Which lines in the records below contain the word "үзенә"? Copy each one out.

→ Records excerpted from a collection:
§

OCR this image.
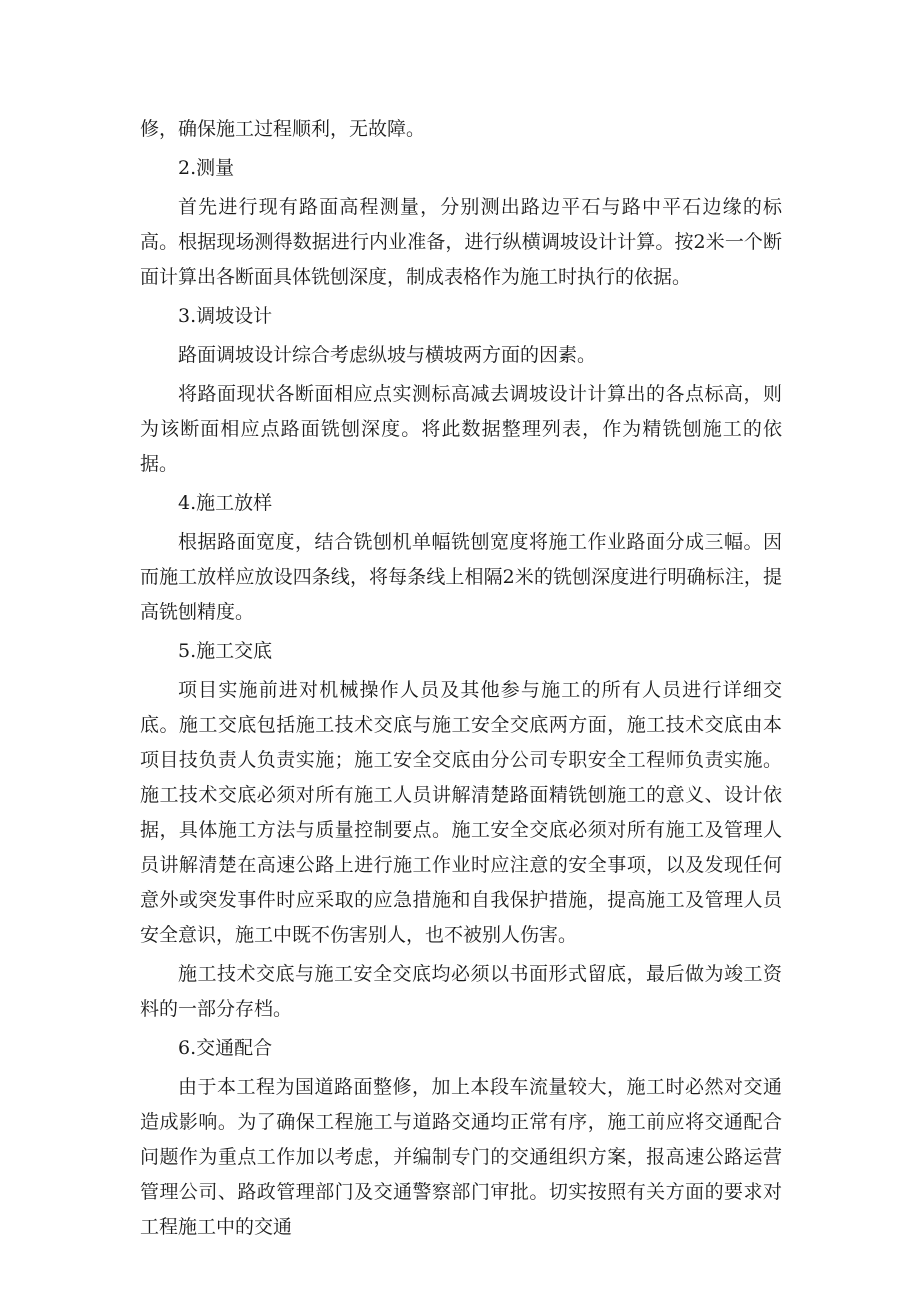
修，确保施工过程顺利，无故障。

2.测量

首先进行现有路面高程测量，分别测出路边平石与路中平石边缘的标高。根据现场测得数据进行内业准备，进行纵横调坡设计计算。按2米一个断面计算出各断面具体铣刨深度，制成表格作为施工时执行的依据。

3.调坡设计

路面调坡设计综合考虑纵坡与横坡两方面的因素。

将路面现状各断面相应点实测标高减去调坡设计计算出的各点标高，则为该断面相应点路面铣刨深度。将此数据整理列表，作为精铣刨施工的依据。

4.施工放样

根据路面宽度，结合铣刨机单幅铣刨宽度将施工作业路面分成三幅。因而施工放样应放设四条线，将每条线上相隔2米的铣刨深度进行明确标注，提高铣刨精度。

5.施工交底

项目实施前进对机械操作人员及其他参与施工的所有人员进行详细交底。施工交底包括施工技术交底与施工安全交底两方面，施工技术交底由本项目技负责人负责实施；施工安全交底由分公司专职安全工程师负责实施。施工技术交底必须对所有施工人员讲解清楚路面精铣刨施工的意义、设计依据，具体施工方法与质量控制要点。施工安全交底必须对所有施工及管理人员讲解清楚在高速公路上进行施工作业时应注意的安全事项，以及发现任何意外或突发事件时应采取的应急措施和自我保护措施，提高施工及管理人员安全意识，施工中既不伤害别人，也不被别人伤害。

施工技术交底与施工安全交底均必须以书面形式留底，最后做为竣工资料的一部分存档。

6.交通配合

由于本工程为国道路面整修，加上本段车流量较大，施工时必然对交通造成影响。为了确保工程施工与道路交通均正常有序，施工前应将交通配合问题作为重点工作加以考虑，并编制专门的交通组织方案，报高速公路运营管理公司、路政管理部门及交通警察部门审批。切实按照有关方面的要求对工程施工中的交通
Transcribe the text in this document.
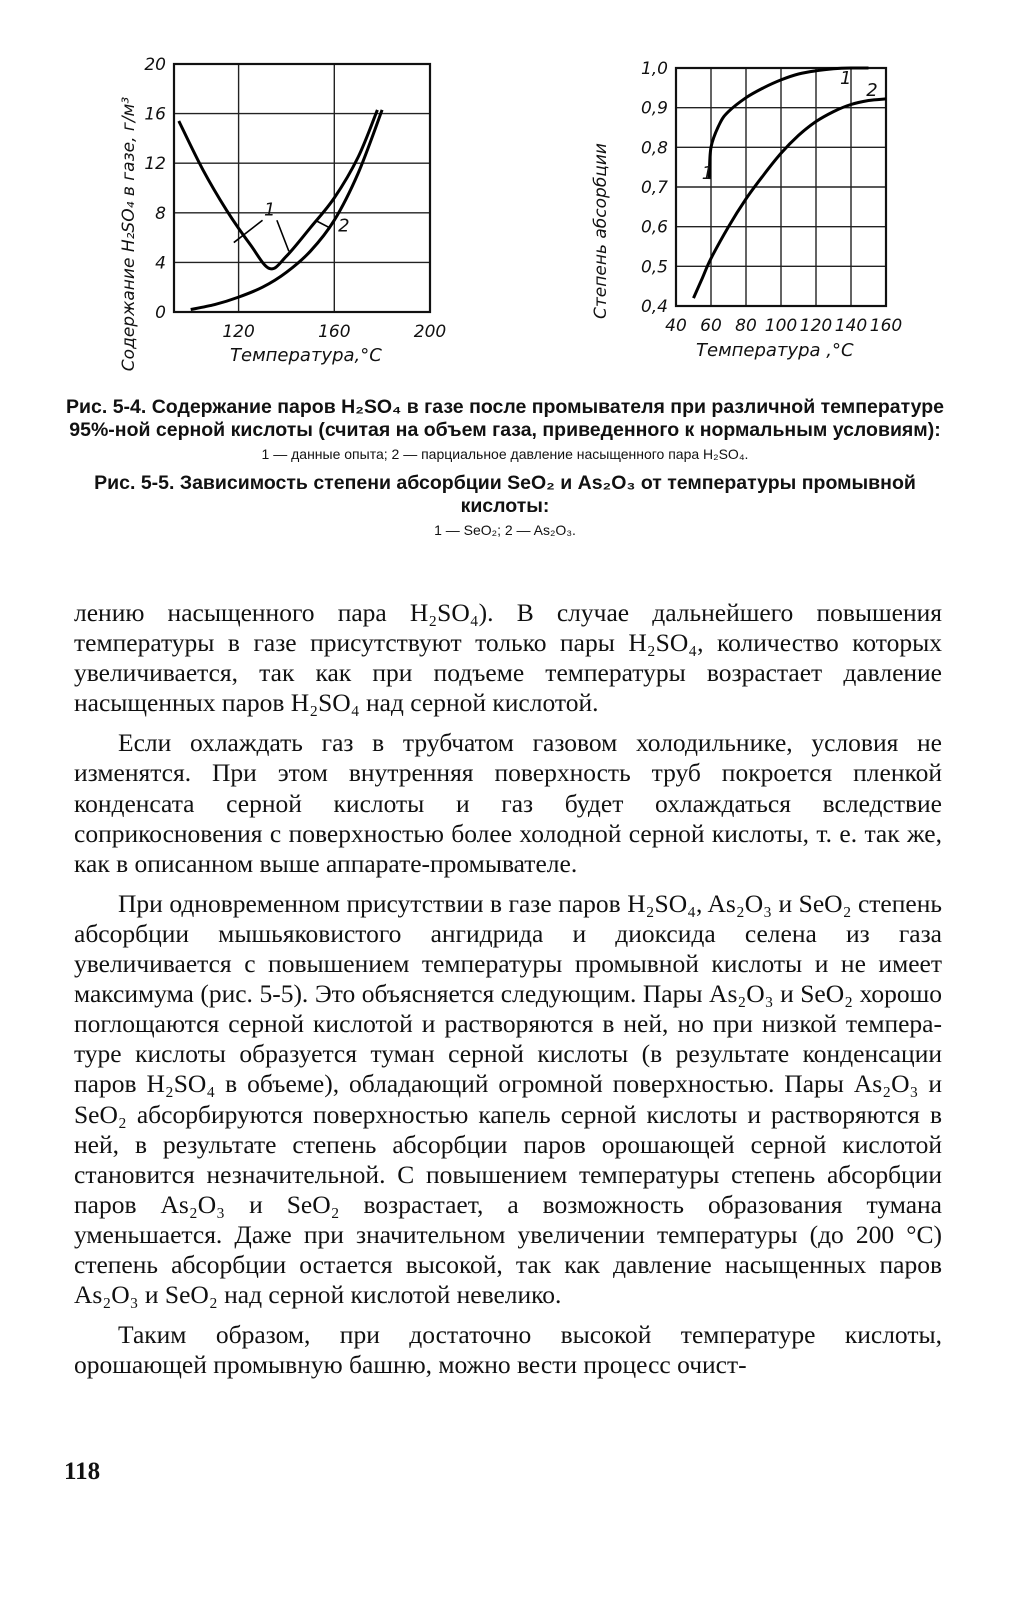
120	160	200
0
4
8
12
16
20
1
2
Температура,°С
Содержание H₂SO₄ в газе, г/м³	40 60 80 100 120 140 160
0,4
0,5
0,6
0,7
0,8
0,9
1,0	1
2
1
Температура ,°С
Степень абсорбции

Рис. 5-4. Содержание паров H₂SO₄ в газе после промывателя при различной температуре 95%-ной серной кислоты (считая на объем газа, приведенного к нормальным условиям):

1 — данные опыта; 2 — парциальное давление насыщенного пара H₂SO₄.

Рис. 5-5. Зависимость степени абсорбции SeO₂ и As₂O₃ от температуры промывной кислоты:

1 — SeO₂; 2 — As₂O₃.

лению насыщенного пара H₂SO₄). В случае дальнейшего повышения температуры в газе присутствуют только пары H₂SO₄, количество которых увеличивается, так как при подъеме температуры возрастает давление насыщенных паров H₂SO₄ над серной кислотой.

Если охлаждать газ в трубчатом газовом холодильнике, условия не изменятся. При этом внутренняя поверхность труб покроется пленкой конденсата серной кислоты и газ будет охлаждаться вследствие соприкосновения с поверхностью более холодной серной кислоты, т. е. так же, как в описанном выше аппарате-промывателе.

При одновременном присутствии в газе паров H₂SO₄, As₂O₃ и SeO₂ степень абсорбции мышьяковистого ангидрида и диоксида селена из газа увеличивается с повышением температуры промывной кислоты и не имеет максимума (рис. 5-5). Это объясняется следующим. Пары As₂O₃ и SeO₂ хорошо поглощаются серной кислотой и растворяются в ней, но при низкой температуре кислоты образуется туман серной кислоты (в результате конденсации паров H₂SO₄ в объеме), обладающий огромной поверхностью. Пары As₂O₃ и SeO₂ абсорбируются поверхностью капель серной кислоты и растворяются в ней, в результате степень абсорбции паров орошающей серной кислотой становится незначительной. С повышением температуры степень абсорбции паров As₂O₃ и SeO₂ возрастает, а возможность образования тумана уменьшается. Даже при значительном увеличении температуры (до 200 °С) степень абсорбции остается высокой, так как давление насыщенных паров As₂O₃ и SeO₂ над серной кислотой невелико.

Таким образом, при достаточно высокой температуре кислоты, орошающей промывную башню, можно вести процесс очист-

118
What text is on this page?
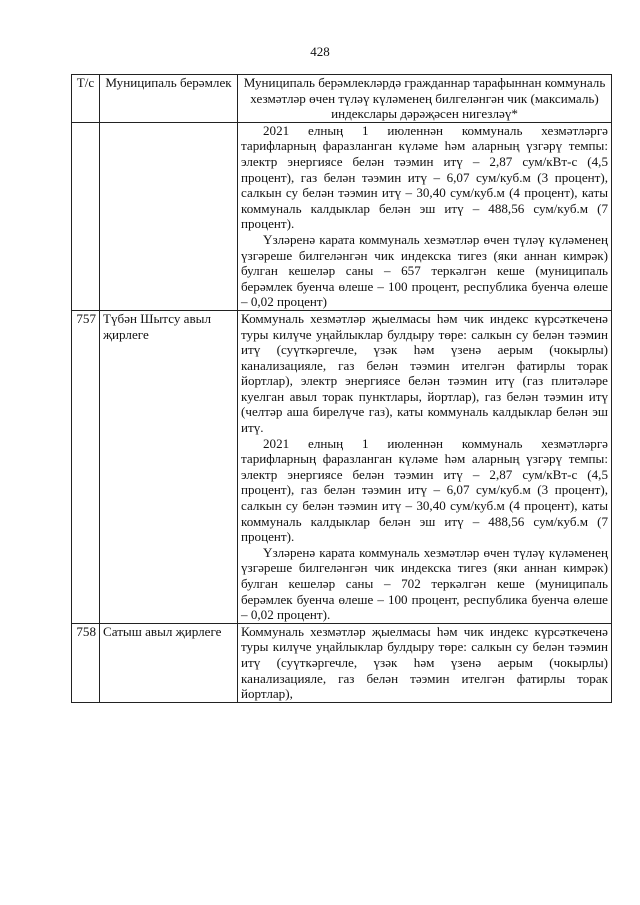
428
Т/с	Муниципаль берәмлек	Муниципаль берәмлекләрдә гражданнар тарафыннан коммуналь хезмәтләр өчен түләү күләменең билгеләнгән чик (максималь) индекслары дәрәҗәсен нигезләү*

		2021 елның 1 июленнән коммуналь хезмәтләргә тарифларның фаразланган күләме һәм аларның үзгәрү темпы: электр энергиясе белән тәэмин итү – 2,87 сум/кВт-с (4,5 процент), газ белән тәэмин итү – 6,07 сум/куб.м (3 процент), салкын су белән тәэмин итү – 30,40 сум/куб.м (4 процент), каты коммуналь калдыклар белән эш итү – 488,56 сум/куб.м (7 процент).

Үзләренә карата коммуналь хезмәтләр өчен түләү күләменең үзгәреше билгеләнгән чик индекска тигез (яки аннан кимрәк) булган кешеләр саны – 657 теркәлгән кеше (муниципаль берәмлек буенча өлеше – 100 процент, республика буенча өлеше – 0,02 процент)

757	Түбән Шытсу авыл җирлеге	Коммуналь хезмәтләр җыелмасы һәм чик индекс күрсәткеченә туры килүче уңайлыклар булдыру төре: салкын су белән тәэмин итү (суүткәргечле, үзәк һәм үзенә аерым (чокырлы) канализацияле, газ белән тәэмин ителгән фатирлы торак йортлар), электр энергиясе белән тәэмин итү (газ плитәләре куелган авыл торак пунктлары, йортлар), газ белән тәэмин итү (челтәр аша бирелүче газ), каты коммуналь калдыклар белән эш итү.

2021 елның 1 июленнән коммуналь хезмәтләргә тарифларның фаразланган күләме һәм аларның үзгәрү темпы: электр энергиясе белән тәэмин итү – 2,87 сум/кВт-с (4,5 процент), газ белән тәэмин итү – 6,07 сум/куб.м (3 процент), салкын су белән тәэмин итү – 30,40 сум/куб.м (4 процент), каты коммуналь калдыклар белән эш итү – 488,56 сум/куб.м (7 процент).

Үзләренә карата коммуналь хезмәтләр өчен түләү күләменең үзгәреше билгеләнгән чик индекска тигез (яки аннан кимрәк) булган кешеләр саны – 702 теркәлгән кеше (муниципаль берәмлек буенча өлеше – 100 процент, республика буенча өлеше – 0,02 процент).

758	Сатыш авыл җирлеге	Коммуналь хезмәтләр җыелмасы һәм чик индекс күрсәткеченә туры килүче уңайлыклар булдыру төре: салкын су белән тәэмин итү (суүткәргечле, үзәк һәм үзенә аерым (чокырлы) канализацияле, газ белән тәэмин ителгән фатирлы торак йортлар),
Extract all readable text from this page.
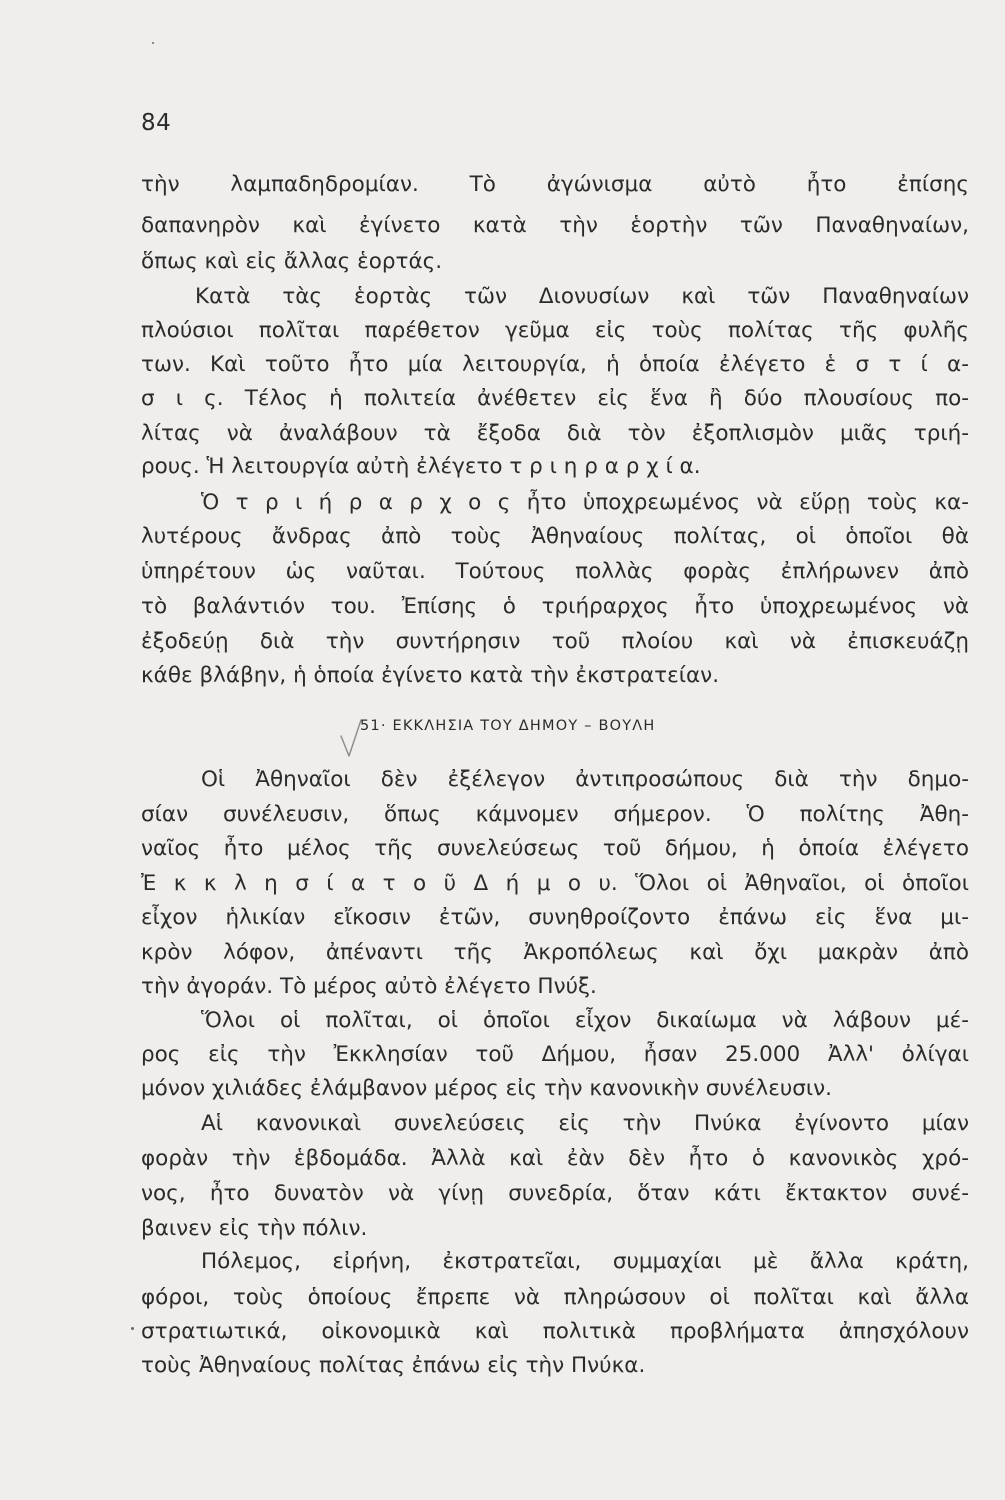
84
τὴν λαμπαδηδρομίαν. Τὸ ἀγώνισμα αὐτὸ ἦτο ἐπίσης
δαπανηρὸν καὶ ἐγίνετο κατὰ τὴν ἑορτὴν τῶν Παναθηναίων,
ὅπως καὶ εἰς ἄλλας ἑορτάς.
Κατὰ τὰς ἑορτὰς τῶν Διονυσίων καὶ τῶν Παναθηναίων
πλούσιοι πολῖται παρέθετον γεῦμα εἰς τοὺς πολίτας τῆς φυλῆς
των. Καὶ τοῦτο ἦτο μία λειτουργία, ἡ ὁποία ἐλέγετο ἑ σ τ ί α-
σ ι ς. Τέλος ἡ πολιτεία ἀνέθετεν εἰς ἕνα ἢ δύο πλουσίους πο-
λίτας νὰ ἀναλάβουν τὰ ἔξοδα διὰ τὸν ἐξοπλισμὸν μιᾶς τριή-
ρους. Ἡ λειτουργία αὐτὴ ἐλέγετο τ ρ ι η ρ α ρ χ ί α.
Ὁ τ ρ ι ή ρ α ρ χ ο ς ἦτο ὑποχρεωμένος νὰ εὕρῃ τοὺς κα-
λυτέρους ἄνδρας ἀπὸ τοὺς Ἀθηναίους πολίτας, οἱ ὁποῖοι θὰ
ὑπηρέτουν ὡς ναῦται. Τούτους πολλὰς φορὰς ἐπλήρωνεν ἀπὸ
τὸ βαλάντιόν του. Ἐπίσης ὁ τριήραρχος ἦτο ὑποχρεωμένος νὰ
ἐξοδεύῃ διὰ τὴν συντήρησιν τοῦ πλοίου καὶ νὰ ἐπισκευάζῃ
κάθε βλάβην, ἡ ὁποία ἐγίνετο κατὰ τὴν ἐκστρατείαν.
51· ΕΚΚΛΗΣΙΑ ΤΟΥ ΔΗΜΟΥ – ΒΟΥΛΗ
Οἱ Ἀθηναῖοι δὲν ἐξέλεγον ἀντιπροσώπους διὰ τὴν δημο-
σίαν συνέλευσιν, ὅπως κάμνομεν σήμερον. Ὁ πολίτης Ἀθη-
ναῖος ἦτο μέλος τῆς συνελεύσεως τοῦ δήμου, ἡ ὁποία ἐλέγετο
Ἐ κ κ λ η σ ί α τ ο ῦ Δ ή μ ο υ. Ὅλοι οἱ Ἀθηναῖοι, οἱ ὁποῖοι
εἶχον ἡλικίαν εἴκοσιν ἐτῶν, συνηθροίζοντο ἐπάνω εἰς ἕνα μι-
κρὸν λόφον, ἀπέναντι τῆς Ἀκροπόλεως καὶ ὄχι μακρὰν ἀπὸ
τὴν ἀγοράν. Τὸ μέρος αὐτὸ ἐλέγετο Πνύξ.
Ὅλοι οἱ πολῖται, οἱ ὁποῖοι εἶχον δικαίωμα νὰ λάβουν μέ-
ρος εἰς τὴν Ἐκκλησίαν τοῦ Δήμου, ἦσαν 25.000 Ἀλλ' ὀλίγαι
μόνον χιλιάδες ἐλάμβανον μέρος εἰς τὴν κανονικὴν συνέλευσιν.
Αἱ κανονικαὶ συνελεύσεις εἰς τὴν Πνύκα ἐγίνοντο μίαν
φορὰν τὴν ἑβδομάδα. Ἀλλὰ καὶ ἐὰν δὲν ἦτο ὁ κανονικὸς χρό-
νος, ἦτο δυνατὸν νὰ γίνῃ συνεδρία, ὅταν κάτι ἔκτακτον συνέ-
βαινεν εἰς τὴν πόλιν.
Πόλεμος, εἰρήνη, ἐκστρατεῖαι, συμμαχίαι μὲ ἄλλα κράτη,
φόροι, τοὺς ὁποίους ἔπρεπε νὰ πληρώσουν οἱ πολῖται καὶ ἄλλα
στρατιωτικά, οἰκονομικὰ καὶ πολιτικὰ προβλήματα ἀπησχόλουν
τοὺς Ἀθηναίους πολίτας ἐπάνω εἰς τὴν Πνύκα.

§

→ Exercise result:
757	Түбән Шытсу авыл җирлеге	Коммуналь хезмәтләр җыелмасы һәм чик индекс күрсәткеченә туры килүче уңайлыклар булдыру төре: салкын су белән тәэмин итү (суүткәргечле, үзәк һәм үзенә аерым (чокырлы) канализацияле, газ белән тәэмин ителгән фатирлы торак йортлар), электр энергиясе белән тәэмин итү (газ плитәләре куелган авыл торак пунктлары, йортлар), газ белән тәэмин итү (челтәр аша бирелүче газ), каты коммуналь калдыклар белән эш итү.
758	Сатыш авыл җирлеге	Коммуналь хезмәтләр җыелмасы һәм чик индекс күрсәткеченә туры килүче уңайлыклар булдыру төре: салкын су белән тәэмин итү (суүткәргечле, үзәк һәм үзенә аерым (чокырлы) канализацияле, газ белән тәэмин ителгән фатирлы торак йортлар),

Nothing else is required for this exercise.